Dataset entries
## start
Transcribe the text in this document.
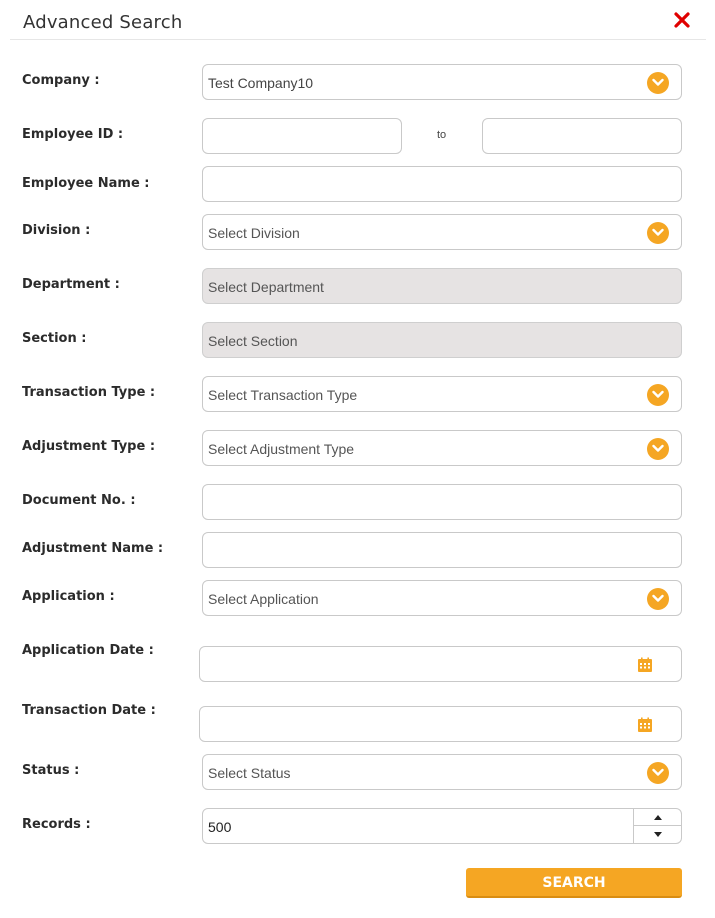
Advanced Search
Company :	Test Company10
Employee ID :	to
Employee Name :
Division :	Select Division
Department :	Select Department
Section :	Select Section
Transaction Type :	Select Transaction Type
Adjustment Type :	Select Adjustment Type
Document No. :
Adjustment Name :
Application :	Select Application
Application Date :
Transaction Date :
Status :	Select Status
Records :	500
SEARCH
## end
#### [Work instructions]
Identify every line above with the string "Transaction" in it. Copy those lines.

#### [Answer to the exercise]
Transaction Type :	Select Transaction Type
Transaction Date :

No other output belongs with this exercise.